## START Extracted records
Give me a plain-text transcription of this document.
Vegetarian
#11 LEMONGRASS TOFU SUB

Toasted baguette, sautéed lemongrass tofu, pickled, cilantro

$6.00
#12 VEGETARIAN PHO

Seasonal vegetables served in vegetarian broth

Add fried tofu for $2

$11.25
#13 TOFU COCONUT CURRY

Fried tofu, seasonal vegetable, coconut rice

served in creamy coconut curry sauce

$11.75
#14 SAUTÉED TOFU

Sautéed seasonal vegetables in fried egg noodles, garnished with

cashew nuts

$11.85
## END Extracted records
## Exercise goal
Retype the whole listing above exactly.

## Finished answer
Give me a plain-text transcription of this document.
Vegetarian
#11 LEMONGRASS TOFU SUB

Toasted baguette, sautéed lemongrass tofu, pickled, cilantro

$6.00
#12 VEGETARIAN PHO

Seasonal vegetables served in vegetarian broth

Add fried tofu for $2

$11.25
#13 TOFU COCONUT CURRY

Fried tofu, seasonal vegetable, coconut rice

served in creamy coconut curry sauce

$11.75
#14 SAUTÉED TOFU

Sautéed seasonal vegetables in fried egg noodles, garnished with

cashew nuts

$11.85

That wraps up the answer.